[Region annotation records]
────────────────

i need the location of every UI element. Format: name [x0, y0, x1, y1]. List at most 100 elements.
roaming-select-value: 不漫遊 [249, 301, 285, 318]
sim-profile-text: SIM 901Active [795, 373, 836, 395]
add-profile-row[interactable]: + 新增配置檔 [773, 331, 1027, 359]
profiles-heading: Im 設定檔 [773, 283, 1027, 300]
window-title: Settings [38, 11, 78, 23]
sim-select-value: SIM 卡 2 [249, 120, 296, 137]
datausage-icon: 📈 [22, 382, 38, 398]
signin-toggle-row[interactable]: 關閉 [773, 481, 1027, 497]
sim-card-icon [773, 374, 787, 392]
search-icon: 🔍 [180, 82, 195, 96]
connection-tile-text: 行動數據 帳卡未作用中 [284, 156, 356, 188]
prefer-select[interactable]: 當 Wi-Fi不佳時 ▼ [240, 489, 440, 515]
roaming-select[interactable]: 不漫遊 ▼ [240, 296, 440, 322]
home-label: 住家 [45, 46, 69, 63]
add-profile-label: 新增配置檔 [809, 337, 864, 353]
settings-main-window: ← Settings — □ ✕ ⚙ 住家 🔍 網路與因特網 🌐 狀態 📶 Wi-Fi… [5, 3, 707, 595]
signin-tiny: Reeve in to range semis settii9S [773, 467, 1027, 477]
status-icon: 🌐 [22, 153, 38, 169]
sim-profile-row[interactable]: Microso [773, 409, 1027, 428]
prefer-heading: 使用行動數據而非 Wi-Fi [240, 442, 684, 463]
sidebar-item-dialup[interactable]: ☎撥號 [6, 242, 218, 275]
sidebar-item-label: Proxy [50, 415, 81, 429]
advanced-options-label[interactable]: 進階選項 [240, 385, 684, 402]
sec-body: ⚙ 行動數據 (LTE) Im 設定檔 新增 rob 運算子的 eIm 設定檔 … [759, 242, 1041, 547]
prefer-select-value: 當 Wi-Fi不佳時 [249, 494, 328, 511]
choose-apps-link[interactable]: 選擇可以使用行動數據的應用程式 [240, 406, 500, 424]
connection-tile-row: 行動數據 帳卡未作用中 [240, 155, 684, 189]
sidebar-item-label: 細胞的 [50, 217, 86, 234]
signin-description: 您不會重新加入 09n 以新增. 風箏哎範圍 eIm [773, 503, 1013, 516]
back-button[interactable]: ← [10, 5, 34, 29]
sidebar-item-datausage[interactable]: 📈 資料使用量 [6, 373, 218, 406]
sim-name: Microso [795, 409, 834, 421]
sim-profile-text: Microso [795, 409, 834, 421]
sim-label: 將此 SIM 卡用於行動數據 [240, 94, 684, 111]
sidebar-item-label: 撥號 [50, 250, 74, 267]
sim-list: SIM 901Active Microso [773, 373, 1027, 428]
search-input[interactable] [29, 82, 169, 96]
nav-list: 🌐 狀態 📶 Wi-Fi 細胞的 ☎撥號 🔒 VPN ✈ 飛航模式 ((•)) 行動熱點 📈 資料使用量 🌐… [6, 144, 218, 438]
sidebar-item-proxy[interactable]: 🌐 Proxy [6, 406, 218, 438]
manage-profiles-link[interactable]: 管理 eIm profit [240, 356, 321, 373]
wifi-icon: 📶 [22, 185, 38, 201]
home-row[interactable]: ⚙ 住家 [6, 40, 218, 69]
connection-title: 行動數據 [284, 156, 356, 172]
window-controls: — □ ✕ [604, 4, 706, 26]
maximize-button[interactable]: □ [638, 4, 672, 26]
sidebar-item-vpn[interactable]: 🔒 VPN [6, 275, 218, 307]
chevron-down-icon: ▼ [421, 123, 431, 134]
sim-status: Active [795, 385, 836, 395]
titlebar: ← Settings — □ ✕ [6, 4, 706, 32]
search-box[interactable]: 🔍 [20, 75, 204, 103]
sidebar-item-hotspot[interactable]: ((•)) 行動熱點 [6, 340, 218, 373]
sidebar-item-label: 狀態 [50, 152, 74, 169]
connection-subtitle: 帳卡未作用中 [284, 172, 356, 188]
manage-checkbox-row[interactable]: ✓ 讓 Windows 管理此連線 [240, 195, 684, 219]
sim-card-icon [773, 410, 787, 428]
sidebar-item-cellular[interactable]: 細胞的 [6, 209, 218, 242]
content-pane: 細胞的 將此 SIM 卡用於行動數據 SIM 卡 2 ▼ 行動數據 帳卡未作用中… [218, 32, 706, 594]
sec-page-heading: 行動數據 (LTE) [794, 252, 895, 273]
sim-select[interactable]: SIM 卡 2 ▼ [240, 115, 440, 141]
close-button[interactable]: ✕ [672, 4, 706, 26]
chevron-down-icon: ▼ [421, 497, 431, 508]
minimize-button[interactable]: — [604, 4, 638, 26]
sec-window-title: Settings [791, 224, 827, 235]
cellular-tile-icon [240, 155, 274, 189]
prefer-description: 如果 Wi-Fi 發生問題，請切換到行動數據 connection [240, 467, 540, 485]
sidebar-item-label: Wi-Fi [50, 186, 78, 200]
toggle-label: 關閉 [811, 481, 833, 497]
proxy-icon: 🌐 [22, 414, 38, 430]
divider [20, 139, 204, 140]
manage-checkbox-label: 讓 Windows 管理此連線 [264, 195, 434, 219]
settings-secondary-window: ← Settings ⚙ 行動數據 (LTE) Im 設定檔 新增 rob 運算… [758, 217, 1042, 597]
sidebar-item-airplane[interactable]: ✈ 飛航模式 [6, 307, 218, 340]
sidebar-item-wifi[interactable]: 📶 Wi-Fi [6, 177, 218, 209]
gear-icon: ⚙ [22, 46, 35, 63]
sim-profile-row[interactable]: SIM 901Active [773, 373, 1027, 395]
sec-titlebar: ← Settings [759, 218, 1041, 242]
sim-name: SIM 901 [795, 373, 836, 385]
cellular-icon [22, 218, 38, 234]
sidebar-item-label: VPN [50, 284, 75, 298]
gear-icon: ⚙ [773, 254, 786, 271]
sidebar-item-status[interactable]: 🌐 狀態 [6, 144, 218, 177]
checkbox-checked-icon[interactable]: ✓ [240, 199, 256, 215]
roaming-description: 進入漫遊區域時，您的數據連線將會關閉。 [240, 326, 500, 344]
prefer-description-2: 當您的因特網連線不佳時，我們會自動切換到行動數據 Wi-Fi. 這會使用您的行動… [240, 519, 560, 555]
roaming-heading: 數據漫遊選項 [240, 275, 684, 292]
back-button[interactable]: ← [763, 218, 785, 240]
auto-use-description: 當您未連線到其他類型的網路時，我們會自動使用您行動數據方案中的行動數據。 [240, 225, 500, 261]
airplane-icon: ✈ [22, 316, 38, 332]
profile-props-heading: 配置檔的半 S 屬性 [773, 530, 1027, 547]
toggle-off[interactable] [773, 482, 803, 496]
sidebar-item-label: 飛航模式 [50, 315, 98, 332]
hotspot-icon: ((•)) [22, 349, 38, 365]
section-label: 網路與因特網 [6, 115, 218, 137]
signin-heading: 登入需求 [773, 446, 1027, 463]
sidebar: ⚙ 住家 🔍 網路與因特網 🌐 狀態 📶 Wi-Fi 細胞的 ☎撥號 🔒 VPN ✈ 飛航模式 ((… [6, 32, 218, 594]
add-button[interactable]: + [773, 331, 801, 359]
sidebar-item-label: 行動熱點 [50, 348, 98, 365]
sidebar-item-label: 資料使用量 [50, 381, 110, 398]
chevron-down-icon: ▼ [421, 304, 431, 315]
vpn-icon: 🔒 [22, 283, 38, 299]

────────────────

> Your goal:
Print the records above again, line for line and unchanged.

> The answer:
i need the location of every UI element. Format: name [x0, y0, x1, y1]. List at most 100 elements.
roaming-select-value: 不漫遊 [249, 301, 285, 318]
sim-profile-text: SIM 901Active [795, 373, 836, 395]
add-profile-row[interactable]: + 新增配置檔 [773, 331, 1027, 359]
profiles-heading: Im 設定檔 [773, 283, 1027, 300]
window-title: Settings [38, 11, 78, 23]
sim-select-value: SIM 卡 2 [249, 120, 296, 137]
datausage-icon: 📈 [22, 382, 38, 398]
signin-toggle-row[interactable]: 關閉 [773, 481, 1027, 497]
sim-card-icon [773, 374, 787, 392]
search-icon: 🔍 [180, 82, 195, 96]
connection-tile-text: 行動數據 帳卡未作用中 [284, 156, 356, 188]
prefer-select[interactable]: 當 Wi-Fi不佳時 ▼ [240, 489, 440, 515]
roaming-select[interactable]: 不漫遊 ▼ [240, 296, 440, 322]
home-label: 住家 [45, 46, 69, 63]
add-profile-label: 新增配置檔 [809, 337, 864, 353]
settings-main-window: ← Settings — □ ✕ ⚙ 住家 🔍 網路與因特網 🌐 狀態 📶 Wi-Fi… [5, 3, 707, 595]
signin-tiny: Reeve in to range semis settii9S [773, 467, 1027, 477]
status-icon: 🌐 [22, 153, 38, 169]
sim-profile-row[interactable]: Microso [773, 409, 1027, 428]
prefer-heading: 使用行動數據而非 Wi-Fi [240, 442, 684, 463]
sidebar-item-dialup[interactable]: ☎撥號 [6, 242, 218, 275]
sidebar-item-label: Proxy [50, 415, 81, 429]
advanced-options-label[interactable]: 進階選項 [240, 385, 684, 402]
sec-body: ⚙ 行動數據 (LTE) Im 設定檔 新增 rob 運算子的 eIm 設定檔 … [759, 242, 1041, 547]
prefer-select-value: 當 Wi-Fi不佳時 [249, 494, 328, 511]
choose-apps-link[interactable]: 選擇可以使用行動數據的應用程式 [240, 406, 500, 424]
connection-tile-row: 行動數據 帳卡未作用中 [240, 155, 684, 189]
sidebar-item-label: 細胞的 [50, 217, 86, 234]
signin-description: 您不會重新加入 09n 以新增. 風箏哎範圍 eIm [773, 503, 1013, 516]
back-button[interactable]: ← [10, 5, 34, 29]
sidebar-item-datausage[interactable]: 📈 資料使用量 [6, 373, 218, 406]
sim-name: Microso [795, 409, 834, 421]
sim-profile-text: Microso [795, 409, 834, 421]
sim-label: 將此 SIM 卡用於行動數據 [240, 94, 684, 111]
sidebar-item-label: 撥號 [50, 250, 74, 267]
sim-list: SIM 901Active Microso [773, 373, 1027, 428]
search-input[interactable] [29, 82, 169, 96]
nav-list: 🌐 狀態 📶 Wi-Fi 細胞的 ☎撥號 🔒 VPN ✈ 飛航模式 ((•)) 行動熱點 📈 資料使用量 🌐… [6, 144, 218, 438]
sidebar-item-proxy[interactable]: 🌐 Proxy [6, 406, 218, 438]
manage-profiles-link[interactable]: 管理 eIm profit [240, 356, 321, 373]
wifi-icon: 📶 [22, 185, 38, 201]
home-row[interactable]: ⚙ 住家 [6, 40, 218, 69]
connection-title: 行動數據 [284, 156, 356, 172]
window-controls: — □ ✕ [604, 4, 706, 26]
maximize-button[interactable]: □ [638, 4, 672, 26]
sidebar-item-vpn[interactable]: 🔒 VPN [6, 275, 218, 307]
chevron-down-icon: ▼ [421, 123, 431, 134]
sim-status: Active [795, 385, 836, 395]
titlebar: ← Settings — □ ✕ [6, 4, 706, 32]
search-box[interactable]: 🔍 [20, 75, 204, 103]
sidebar-item-hotspot[interactable]: ((•)) 行動熱點 [6, 340, 218, 373]
sidebar-item-label: 狀態 [50, 152, 74, 169]
connection-subtitle: 帳卡未作用中 [284, 172, 356, 188]
manage-checkbox-row[interactable]: ✓ 讓 Windows 管理此連線 [240, 195, 684, 219]
sim-card-icon [773, 410, 787, 428]
sidebar-item-cellular[interactable]: 細胞的 [6, 209, 218, 242]
content-pane: 細胞的 將此 SIM 卡用於行動數據 SIM 卡 2 ▼ 行動數據 帳卡未作用中… [218, 32, 706, 594]
sec-page-heading: 行動數據 (LTE) [794, 252, 895, 273]
sim-select[interactable]: SIM 卡 2 ▼ [240, 115, 440, 141]
close-button[interactable]: ✕ [672, 4, 706, 26]
chevron-down-icon: ▼ [421, 497, 431, 508]
minimize-button[interactable]: — [604, 4, 638, 26]
sec-window-title: Settings [791, 224, 827, 235]
cellular-tile-icon [240, 155, 274, 189]
prefer-description: 如果 Wi-Fi 發生問題，請切換到行動數據 connection [240, 467, 540, 485]
sidebar-item-label: Wi-Fi [50, 186, 78, 200]
toggle-label: 關閉 [811, 481, 833, 497]
proxy-icon: 🌐 [22, 414, 38, 430]
divider [20, 139, 204, 140]
manage-checkbox-label: 讓 Windows 管理此連線 [264, 195, 434, 219]
settings-secondary-window: ← Settings ⚙ 行動數據 (LTE) Im 設定檔 新增 rob 運算… [758, 217, 1042, 597]
sidebar-item-airplane[interactable]: ✈ 飛航模式 [6, 307, 218, 340]
sidebar-item-wifi[interactable]: 📶 Wi-Fi [6, 177, 218, 209]
gear-icon: ⚙ [22, 46, 35, 63]
sim-profile-row[interactable]: SIM 901Active [773, 373, 1027, 395]
sec-titlebar: ← Settings [759, 218, 1041, 242]
sim-name: SIM 901 [795, 373, 836, 385]
cellular-icon [22, 218, 38, 234]
sidebar-item-label: VPN [50, 284, 75, 298]
gear-icon: ⚙ [773, 254, 786, 271]
sidebar-item-status[interactable]: 🌐 狀態 [6, 144, 218, 177]
checkbox-checked-icon[interactable]: ✓ [240, 199, 256, 215]
roaming-description: 進入漫遊區域時，您的數據連線將會關閉。 [240, 326, 500, 344]
prefer-description-2: 當您的因特網連線不佳時，我們會自動切換到行動數據 Wi-Fi. 這會使用您的行動… [240, 519, 560, 555]
roaming-heading: 數據漫遊選項 [240, 275, 684, 292]
back-button[interactable]: ← [763, 218, 785, 240]
auto-use-description: 當您未連線到其他類型的網路時，我們會自動使用您行動數據方案中的行動數據。 [240, 225, 500, 261]
airplane-icon: ✈ [22, 316, 38, 332]
profile-props-heading: 配置檔的半 S 屬性 [773, 530, 1027, 547]
toggle-off[interactable] [773, 482, 803, 496]
sidebar-item-label: 飛航模式 [50, 315, 98, 332]
hotspot-icon: ((•)) [22, 349, 38, 365]
section-label: 網路與因特網 [6, 115, 218, 137]
signin-heading: 登入需求 [773, 446, 1027, 463]
sidebar: ⚙ 住家 🔍 網路與因特網 🌐 狀態 📶 Wi-Fi 細胞的 ☎撥號 🔒 VPN ✈ 飛航模式 ((… [6, 32, 218, 594]
add-button[interactable]: + [773, 331, 801, 359]
sidebar-item-label: 行動熱點 [50, 348, 98, 365]
sidebar-item-label: 資料使用量 [50, 381, 110, 398]
chevron-down-icon: ▼ [421, 304, 431, 315]
vpn-icon: 🔒 [22, 283, 38, 299]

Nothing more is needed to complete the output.